What is asked: Each entry below is to be transcribed exactly.

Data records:
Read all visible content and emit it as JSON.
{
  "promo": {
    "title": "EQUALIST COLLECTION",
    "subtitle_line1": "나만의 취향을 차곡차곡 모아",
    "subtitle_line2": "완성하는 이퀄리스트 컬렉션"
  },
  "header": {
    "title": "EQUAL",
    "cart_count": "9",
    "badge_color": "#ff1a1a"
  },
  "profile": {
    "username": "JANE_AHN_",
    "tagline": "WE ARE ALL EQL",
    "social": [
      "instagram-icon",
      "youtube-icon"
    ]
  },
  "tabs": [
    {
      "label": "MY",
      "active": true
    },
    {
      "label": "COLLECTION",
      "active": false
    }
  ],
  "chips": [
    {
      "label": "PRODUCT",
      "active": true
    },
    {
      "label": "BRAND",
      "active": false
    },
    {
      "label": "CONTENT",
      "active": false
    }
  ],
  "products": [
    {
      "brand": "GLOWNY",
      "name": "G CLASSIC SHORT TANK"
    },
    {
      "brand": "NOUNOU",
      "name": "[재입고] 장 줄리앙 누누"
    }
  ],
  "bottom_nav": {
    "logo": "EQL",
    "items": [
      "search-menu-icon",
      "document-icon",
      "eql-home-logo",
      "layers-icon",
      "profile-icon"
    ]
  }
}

Reply:
Read all visible content and emit it as JSON.
{
  "promo": {
    "title": "EQUALIST COLLECTION",
    "subtitle_line1": "나만의 취향을 차곡차곡 모아",
    "subtitle_line2": "완성하는 이퀄리스트 컬렉션"
  },
  "header": {
    "title": "EQUAL",
    "cart_count": "9",
    "badge_color": "#ff1a1a"
  },
  "profile": {
    "username": "JANE_AHN_",
    "tagline": "WE ARE ALL EQL",
    "social": [
      "instagram-icon",
      "youtube-icon"
    ]
  },
  "tabs": [
    {
      "label": "MY",
      "active": true
    },
    {
      "label": "COLLECTION",
      "active": false
    }
  ],
  "chips": [
    {
      "label": "PRODUCT",
      "active": true
    },
    {
      "label": "BRAND",
      "active": false
    },
    {
      "label": "CONTENT",
      "active": false
    }
  ],
  "products": [
    {
      "brand": "GLOWNY",
      "name": "G CLASSIC SHORT TANK"
    },
    {
      "brand": "NOUNOU",
      "name": "[재입고] 장 줄리앙 누누"
    }
  ],
  "bottom_nav": {
    "logo": "EQL",
    "items": [
      "search-menu-icon",
      "document-icon",
      "eql-home-logo",
      "layers-icon",
      "profile-icon"
    ]
  }
}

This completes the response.